Task inputs:
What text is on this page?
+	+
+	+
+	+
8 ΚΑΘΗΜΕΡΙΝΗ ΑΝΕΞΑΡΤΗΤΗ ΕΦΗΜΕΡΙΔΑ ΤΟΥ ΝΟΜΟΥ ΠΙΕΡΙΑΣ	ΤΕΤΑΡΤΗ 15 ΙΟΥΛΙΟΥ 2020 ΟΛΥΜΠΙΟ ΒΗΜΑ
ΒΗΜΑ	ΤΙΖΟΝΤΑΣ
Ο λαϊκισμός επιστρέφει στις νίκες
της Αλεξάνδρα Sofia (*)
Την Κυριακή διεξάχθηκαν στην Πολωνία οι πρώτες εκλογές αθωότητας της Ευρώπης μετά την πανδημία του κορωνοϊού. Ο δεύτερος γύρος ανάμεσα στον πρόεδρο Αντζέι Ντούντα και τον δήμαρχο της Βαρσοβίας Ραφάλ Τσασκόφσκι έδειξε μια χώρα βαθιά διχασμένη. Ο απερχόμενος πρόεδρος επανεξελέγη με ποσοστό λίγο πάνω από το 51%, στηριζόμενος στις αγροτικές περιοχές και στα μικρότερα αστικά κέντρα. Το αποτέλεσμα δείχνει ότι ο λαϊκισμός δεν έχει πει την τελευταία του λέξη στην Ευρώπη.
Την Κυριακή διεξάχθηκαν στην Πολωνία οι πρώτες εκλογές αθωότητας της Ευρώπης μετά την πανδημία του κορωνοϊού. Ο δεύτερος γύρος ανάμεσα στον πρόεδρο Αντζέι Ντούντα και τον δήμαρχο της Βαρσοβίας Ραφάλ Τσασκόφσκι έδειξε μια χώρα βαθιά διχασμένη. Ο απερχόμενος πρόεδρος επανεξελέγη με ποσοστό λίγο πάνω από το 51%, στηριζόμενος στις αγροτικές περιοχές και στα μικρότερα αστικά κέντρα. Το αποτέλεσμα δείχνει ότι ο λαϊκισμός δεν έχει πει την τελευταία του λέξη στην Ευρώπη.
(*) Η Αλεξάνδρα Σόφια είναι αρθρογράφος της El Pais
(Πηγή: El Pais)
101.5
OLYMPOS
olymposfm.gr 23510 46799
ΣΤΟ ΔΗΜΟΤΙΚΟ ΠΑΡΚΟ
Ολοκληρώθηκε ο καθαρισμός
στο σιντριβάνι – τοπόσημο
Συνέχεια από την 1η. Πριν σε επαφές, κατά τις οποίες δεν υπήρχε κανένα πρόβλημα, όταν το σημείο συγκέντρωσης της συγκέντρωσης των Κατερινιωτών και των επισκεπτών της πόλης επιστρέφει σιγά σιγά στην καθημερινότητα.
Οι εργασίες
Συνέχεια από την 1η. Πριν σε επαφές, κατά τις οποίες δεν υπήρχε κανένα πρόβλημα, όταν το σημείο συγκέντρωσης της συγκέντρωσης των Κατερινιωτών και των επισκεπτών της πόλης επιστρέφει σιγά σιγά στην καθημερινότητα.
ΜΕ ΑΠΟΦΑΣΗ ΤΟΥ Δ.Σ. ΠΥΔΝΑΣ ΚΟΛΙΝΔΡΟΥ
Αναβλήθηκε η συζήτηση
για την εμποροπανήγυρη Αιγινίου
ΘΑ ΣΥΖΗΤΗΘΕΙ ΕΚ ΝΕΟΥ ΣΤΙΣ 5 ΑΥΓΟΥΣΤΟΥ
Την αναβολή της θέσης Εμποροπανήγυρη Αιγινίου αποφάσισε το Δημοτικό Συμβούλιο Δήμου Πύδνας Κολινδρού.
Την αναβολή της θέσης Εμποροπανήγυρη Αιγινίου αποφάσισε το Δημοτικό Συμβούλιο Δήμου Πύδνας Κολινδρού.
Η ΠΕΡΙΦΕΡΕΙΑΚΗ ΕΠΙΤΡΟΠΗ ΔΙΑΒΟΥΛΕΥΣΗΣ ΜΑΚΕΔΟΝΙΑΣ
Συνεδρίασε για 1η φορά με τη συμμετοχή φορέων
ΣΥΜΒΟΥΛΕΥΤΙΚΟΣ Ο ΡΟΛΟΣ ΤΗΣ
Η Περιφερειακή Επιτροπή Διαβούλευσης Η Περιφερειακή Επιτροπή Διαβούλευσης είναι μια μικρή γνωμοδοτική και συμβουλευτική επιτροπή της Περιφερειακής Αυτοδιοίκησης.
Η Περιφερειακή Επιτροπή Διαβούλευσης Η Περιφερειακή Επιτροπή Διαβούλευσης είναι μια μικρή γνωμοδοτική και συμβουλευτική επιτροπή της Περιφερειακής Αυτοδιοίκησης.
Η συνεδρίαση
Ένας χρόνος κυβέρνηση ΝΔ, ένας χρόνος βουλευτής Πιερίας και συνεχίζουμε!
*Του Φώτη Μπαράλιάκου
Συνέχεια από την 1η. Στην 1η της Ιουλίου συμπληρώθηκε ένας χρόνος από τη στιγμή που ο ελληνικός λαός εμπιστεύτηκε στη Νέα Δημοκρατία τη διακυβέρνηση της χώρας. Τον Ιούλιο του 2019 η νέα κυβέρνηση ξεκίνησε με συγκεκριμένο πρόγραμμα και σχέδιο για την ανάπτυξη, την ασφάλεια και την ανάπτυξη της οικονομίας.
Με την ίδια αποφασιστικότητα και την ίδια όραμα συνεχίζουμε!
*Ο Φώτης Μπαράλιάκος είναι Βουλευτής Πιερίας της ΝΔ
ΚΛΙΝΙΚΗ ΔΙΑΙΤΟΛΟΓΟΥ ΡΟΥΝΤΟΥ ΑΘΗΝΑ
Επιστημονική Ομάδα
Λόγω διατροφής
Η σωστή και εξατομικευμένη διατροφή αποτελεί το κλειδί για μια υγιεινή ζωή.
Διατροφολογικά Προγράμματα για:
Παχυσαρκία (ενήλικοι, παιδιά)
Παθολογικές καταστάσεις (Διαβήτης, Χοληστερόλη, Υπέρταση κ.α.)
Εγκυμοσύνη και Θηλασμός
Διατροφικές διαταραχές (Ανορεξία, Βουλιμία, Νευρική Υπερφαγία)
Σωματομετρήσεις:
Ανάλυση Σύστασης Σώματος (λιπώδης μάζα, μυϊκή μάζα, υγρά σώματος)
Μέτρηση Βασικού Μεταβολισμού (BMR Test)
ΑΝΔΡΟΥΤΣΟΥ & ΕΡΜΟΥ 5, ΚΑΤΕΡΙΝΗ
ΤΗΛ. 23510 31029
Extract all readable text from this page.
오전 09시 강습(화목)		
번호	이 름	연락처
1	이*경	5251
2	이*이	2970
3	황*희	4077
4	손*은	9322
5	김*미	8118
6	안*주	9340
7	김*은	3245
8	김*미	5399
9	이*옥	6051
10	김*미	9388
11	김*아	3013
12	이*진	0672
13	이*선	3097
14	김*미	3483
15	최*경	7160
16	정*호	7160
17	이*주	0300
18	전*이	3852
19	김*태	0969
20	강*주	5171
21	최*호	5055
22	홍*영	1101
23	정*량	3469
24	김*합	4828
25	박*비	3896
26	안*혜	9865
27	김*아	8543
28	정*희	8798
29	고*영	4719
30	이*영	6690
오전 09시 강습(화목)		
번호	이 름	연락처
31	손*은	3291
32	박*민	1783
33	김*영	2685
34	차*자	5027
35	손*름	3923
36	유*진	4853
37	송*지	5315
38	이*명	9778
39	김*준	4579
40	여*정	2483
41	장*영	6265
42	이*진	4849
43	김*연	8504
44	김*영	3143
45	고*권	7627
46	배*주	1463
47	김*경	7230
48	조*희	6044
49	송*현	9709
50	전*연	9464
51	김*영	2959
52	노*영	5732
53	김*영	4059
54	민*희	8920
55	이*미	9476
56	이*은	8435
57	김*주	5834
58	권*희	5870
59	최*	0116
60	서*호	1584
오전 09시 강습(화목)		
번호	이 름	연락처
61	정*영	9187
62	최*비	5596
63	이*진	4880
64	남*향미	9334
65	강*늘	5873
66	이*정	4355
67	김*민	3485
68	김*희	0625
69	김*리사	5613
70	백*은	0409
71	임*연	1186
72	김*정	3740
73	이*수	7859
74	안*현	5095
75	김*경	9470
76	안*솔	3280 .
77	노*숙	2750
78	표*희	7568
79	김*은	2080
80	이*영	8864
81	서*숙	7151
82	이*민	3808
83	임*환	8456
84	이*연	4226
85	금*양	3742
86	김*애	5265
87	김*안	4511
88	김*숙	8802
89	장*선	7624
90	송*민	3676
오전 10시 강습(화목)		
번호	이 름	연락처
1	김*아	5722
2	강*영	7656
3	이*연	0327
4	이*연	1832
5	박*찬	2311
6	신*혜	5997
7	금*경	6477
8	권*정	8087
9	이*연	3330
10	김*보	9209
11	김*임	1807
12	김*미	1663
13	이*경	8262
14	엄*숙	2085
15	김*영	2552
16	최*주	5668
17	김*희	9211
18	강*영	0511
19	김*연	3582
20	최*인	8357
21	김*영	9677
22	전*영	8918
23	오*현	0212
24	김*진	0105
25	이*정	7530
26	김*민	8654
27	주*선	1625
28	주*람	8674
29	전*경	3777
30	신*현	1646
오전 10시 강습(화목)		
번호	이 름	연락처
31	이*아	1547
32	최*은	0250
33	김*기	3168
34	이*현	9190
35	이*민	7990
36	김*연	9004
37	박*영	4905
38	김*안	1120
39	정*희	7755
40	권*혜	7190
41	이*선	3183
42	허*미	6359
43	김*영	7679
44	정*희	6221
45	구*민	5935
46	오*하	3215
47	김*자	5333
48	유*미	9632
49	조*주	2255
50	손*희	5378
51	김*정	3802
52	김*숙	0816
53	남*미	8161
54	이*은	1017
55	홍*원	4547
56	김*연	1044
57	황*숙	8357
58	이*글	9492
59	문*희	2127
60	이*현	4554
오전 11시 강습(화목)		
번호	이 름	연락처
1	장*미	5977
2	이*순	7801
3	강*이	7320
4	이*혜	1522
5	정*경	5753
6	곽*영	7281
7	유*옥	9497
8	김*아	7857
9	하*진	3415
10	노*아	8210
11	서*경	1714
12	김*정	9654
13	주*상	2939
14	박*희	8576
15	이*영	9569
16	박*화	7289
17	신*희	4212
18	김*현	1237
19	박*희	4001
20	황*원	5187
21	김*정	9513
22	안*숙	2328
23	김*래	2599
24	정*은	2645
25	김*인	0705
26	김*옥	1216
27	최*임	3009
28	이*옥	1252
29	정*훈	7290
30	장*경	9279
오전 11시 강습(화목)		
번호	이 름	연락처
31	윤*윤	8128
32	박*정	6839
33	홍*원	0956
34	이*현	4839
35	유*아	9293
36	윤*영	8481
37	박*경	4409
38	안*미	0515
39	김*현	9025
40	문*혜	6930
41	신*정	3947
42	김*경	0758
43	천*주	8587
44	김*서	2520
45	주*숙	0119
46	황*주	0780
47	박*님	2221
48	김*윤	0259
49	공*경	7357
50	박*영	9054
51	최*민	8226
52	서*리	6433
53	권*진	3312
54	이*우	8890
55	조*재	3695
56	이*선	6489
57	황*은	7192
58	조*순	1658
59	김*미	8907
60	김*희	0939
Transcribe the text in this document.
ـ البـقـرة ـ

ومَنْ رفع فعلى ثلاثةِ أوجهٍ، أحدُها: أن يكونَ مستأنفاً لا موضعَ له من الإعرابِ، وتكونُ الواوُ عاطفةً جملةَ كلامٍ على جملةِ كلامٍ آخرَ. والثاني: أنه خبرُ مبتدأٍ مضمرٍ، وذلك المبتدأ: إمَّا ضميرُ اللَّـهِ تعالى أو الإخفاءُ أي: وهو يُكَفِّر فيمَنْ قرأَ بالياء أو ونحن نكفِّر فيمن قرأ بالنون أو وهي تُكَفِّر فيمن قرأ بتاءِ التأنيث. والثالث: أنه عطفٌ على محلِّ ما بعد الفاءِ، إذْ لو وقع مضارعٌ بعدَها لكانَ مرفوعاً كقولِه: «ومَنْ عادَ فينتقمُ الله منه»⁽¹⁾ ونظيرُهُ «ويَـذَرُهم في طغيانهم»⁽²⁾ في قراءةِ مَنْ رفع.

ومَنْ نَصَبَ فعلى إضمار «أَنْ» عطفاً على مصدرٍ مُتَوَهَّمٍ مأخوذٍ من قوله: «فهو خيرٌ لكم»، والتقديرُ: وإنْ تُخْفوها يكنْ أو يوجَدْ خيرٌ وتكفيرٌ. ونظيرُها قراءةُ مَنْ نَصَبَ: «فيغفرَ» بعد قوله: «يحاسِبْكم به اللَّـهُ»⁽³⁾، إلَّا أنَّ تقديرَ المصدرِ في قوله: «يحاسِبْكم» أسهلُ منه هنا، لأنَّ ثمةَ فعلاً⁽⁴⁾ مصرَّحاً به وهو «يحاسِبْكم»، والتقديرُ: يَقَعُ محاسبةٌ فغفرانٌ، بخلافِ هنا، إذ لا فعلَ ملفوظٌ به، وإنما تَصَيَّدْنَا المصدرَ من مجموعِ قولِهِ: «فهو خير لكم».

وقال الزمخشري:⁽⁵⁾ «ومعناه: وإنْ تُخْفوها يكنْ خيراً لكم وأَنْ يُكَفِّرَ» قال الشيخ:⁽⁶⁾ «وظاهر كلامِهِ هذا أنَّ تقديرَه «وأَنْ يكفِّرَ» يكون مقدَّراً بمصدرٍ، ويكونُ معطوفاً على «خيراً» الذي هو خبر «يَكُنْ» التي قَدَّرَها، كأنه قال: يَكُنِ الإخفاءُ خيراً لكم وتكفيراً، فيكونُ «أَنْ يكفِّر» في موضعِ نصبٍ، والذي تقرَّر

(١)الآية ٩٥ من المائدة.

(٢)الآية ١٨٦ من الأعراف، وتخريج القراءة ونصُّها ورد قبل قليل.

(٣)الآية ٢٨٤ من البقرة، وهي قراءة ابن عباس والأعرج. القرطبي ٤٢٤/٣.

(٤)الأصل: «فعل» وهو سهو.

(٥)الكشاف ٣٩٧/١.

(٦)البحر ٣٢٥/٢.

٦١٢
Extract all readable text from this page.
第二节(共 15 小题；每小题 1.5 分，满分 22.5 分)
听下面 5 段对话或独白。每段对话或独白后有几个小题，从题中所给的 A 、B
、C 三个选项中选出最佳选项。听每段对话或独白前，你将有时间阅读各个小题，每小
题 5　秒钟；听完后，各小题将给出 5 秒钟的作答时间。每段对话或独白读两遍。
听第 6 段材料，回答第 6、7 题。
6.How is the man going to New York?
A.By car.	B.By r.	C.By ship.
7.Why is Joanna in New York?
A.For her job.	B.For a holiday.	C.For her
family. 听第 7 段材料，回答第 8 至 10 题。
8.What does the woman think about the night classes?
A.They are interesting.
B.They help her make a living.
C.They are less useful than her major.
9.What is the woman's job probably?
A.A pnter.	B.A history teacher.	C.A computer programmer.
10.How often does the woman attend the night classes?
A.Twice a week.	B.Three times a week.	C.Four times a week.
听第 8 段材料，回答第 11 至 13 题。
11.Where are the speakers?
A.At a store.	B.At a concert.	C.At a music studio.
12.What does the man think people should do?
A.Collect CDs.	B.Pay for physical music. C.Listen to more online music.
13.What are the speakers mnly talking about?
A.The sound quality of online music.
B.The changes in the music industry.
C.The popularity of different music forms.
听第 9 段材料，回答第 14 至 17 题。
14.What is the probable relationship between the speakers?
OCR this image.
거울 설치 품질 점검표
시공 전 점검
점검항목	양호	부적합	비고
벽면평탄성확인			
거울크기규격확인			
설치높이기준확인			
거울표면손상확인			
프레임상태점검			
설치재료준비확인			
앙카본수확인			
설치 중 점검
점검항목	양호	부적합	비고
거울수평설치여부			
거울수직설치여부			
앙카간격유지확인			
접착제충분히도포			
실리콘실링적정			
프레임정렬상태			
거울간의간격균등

Requirement: Print only the lines from the one with "OCR this image." to the end of the records, both included.

Solution to this problem:
OCR this image.
거울 설치 품질 점검표
시공 전 점검
점검항목	양호	부적합	비고
벽면평탄성확인			
거울크기규격확인			
설치높이기준확인			
거울표면손상확인			
프레임상태점검			
설치재료준비확인			
앙카본수확인			
설치 중 점검
점검항목	양호	부적합	비고
거울수평설치여부			
거울수직설치여부			
앙카간격유지확인			
접착제충분히도포			
실리콘실링적정			
프레임정렬상태			
거울간의간격균등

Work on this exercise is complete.